**PROVIDED MATERIAL**

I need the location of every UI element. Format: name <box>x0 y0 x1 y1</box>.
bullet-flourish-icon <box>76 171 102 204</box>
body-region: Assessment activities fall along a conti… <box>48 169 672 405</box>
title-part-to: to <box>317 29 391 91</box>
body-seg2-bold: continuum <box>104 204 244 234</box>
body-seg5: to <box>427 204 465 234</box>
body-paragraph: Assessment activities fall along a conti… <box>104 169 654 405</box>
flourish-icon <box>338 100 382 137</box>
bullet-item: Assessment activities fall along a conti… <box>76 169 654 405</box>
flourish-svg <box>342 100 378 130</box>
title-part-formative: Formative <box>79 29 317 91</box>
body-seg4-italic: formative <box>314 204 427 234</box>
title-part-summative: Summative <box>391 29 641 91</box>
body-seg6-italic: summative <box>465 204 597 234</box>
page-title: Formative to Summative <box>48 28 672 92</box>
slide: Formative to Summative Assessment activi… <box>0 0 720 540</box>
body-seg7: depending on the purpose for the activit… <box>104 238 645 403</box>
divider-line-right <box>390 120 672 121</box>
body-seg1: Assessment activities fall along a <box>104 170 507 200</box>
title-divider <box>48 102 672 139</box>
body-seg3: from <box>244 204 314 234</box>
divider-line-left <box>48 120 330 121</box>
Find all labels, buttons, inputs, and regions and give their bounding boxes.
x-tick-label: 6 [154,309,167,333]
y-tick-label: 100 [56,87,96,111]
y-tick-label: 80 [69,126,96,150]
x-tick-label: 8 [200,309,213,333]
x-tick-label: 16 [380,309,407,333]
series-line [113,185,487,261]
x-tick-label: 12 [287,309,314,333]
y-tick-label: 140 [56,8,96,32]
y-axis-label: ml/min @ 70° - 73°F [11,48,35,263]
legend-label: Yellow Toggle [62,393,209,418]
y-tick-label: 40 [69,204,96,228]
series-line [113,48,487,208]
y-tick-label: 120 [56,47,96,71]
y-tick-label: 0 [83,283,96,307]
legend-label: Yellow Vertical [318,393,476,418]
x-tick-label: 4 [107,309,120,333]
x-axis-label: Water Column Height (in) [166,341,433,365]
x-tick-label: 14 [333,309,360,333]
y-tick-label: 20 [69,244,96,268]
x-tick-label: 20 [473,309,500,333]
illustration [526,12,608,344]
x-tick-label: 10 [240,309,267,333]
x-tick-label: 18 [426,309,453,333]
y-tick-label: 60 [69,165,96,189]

**GOAL**
Copy all of the material above line for line, keeping every character unchanged.

**OUTPUT FOR THIS TASK**
I need the location of every UI element. Format: name <box>x0 y0 x1 y1</box>.
bullet-flourish-icon <box>76 171 102 204</box>
body-region: Assessment activities fall along a conti… <box>48 169 672 405</box>
title-part-to: to <box>317 29 391 91</box>
body-seg2-bold: continuum <box>104 204 244 234</box>
body-seg5: to <box>427 204 465 234</box>
body-paragraph: Assessment activities fall along a conti… <box>104 169 654 405</box>
flourish-icon <box>338 100 382 137</box>
bullet-item: Assessment activities fall along a conti… <box>76 169 654 405</box>
flourish-svg <box>342 100 378 130</box>
title-part-formative: Formative <box>79 29 317 91</box>
body-seg4-italic: formative <box>314 204 427 234</box>
title-part-summative: Summative <box>391 29 641 91</box>
body-seg6-italic: summative <box>465 204 597 234</box>
page-title: Formative to Summative <box>48 28 672 92</box>
slide: Formative to Summative Assessment activi… <box>0 0 720 540</box>
body-seg7: depending on the purpose for the activit… <box>104 238 645 403</box>
divider-line-right <box>390 120 672 121</box>
body-seg1: Assessment activities fall along a <box>104 170 507 200</box>
title-divider <box>48 102 672 139</box>
body-seg3: from <box>244 204 314 234</box>
divider-line-left <box>48 120 330 121</box>
Find all labels, buttons, inputs, and regions and give their bounding boxes.
x-tick-label: 6 [154,309,167,333]
y-tick-label: 100 [56,87,96,111]
y-tick-label: 80 [69,126,96,150]
x-tick-label: 8 [200,309,213,333]
x-tick-label: 16 [380,309,407,333]
series-line [113,185,487,261]
x-tick-label: 12 [287,309,314,333]
y-tick-label: 140 [56,8,96,32]
y-axis-label: ml/min @ 70° - 73°F [11,48,35,263]
legend-label: Yellow Toggle [62,393,209,418]
y-tick-label: 40 [69,204,96,228]
series-line [113,48,487,208]
y-tick-label: 120 [56,47,96,71]
y-tick-label: 0 [83,283,96,307]
legend-label: Yellow Vertical [318,393,476,418]
x-tick-label: 4 [107,309,120,333]
x-axis-label: Water Column Height (in) [166,341,433,365]
x-tick-label: 14 [333,309,360,333]
y-tick-label: 20 [69,244,96,268]
x-tick-label: 20 [473,309,500,333]
illustration [526,12,608,344]
x-tick-label: 10 [240,309,267,333]
x-tick-label: 18 [426,309,453,333]
y-tick-label: 60 [69,165,96,189]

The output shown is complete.